**Work to complete**
Write out all entries word for word.

**Materials provided**
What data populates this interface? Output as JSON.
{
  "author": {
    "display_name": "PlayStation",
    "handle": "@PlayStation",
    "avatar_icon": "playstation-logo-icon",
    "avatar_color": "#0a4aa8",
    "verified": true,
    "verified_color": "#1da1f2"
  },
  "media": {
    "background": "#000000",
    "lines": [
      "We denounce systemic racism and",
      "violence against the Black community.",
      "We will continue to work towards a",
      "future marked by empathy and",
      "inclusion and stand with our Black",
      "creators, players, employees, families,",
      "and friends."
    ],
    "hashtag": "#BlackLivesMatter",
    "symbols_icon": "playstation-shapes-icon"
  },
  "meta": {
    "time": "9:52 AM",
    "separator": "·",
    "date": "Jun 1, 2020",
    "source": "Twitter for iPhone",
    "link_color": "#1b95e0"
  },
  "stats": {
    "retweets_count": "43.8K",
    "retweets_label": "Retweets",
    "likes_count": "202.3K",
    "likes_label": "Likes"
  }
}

**Problem solution**
What data populates this interface? Output as JSON.
{
  "author": {
    "display_name": "PlayStation",
    "handle": "@PlayStation",
    "avatar_icon": "playstation-logo-icon",
    "avatar_color": "#0a4aa8",
    "verified": true,
    "verified_color": "#1da1f2"
  },
  "media": {
    "background": "#000000",
    "lines": [
      "We denounce systemic racism and",
      "violence against the Black community.",
      "We will continue to work towards a",
      "future marked by empathy and",
      "inclusion and stand with our Black",
      "creators, players, employees, families,",
      "and friends."
    ],
    "hashtag": "#BlackLivesMatter",
    "symbols_icon": "playstation-shapes-icon"
  },
  "meta": {
    "time": "9:52 AM",
    "separator": "·",
    "date": "Jun 1, 2020",
    "source": "Twitter for iPhone",
    "link_color": "#1b95e0"
  },
  "stats": {
    "retweets_count": "43.8K",
    "retweets_label": "Retweets",
    "likes_count": "202.3K",
    "likes_label": "Likes"
  }
}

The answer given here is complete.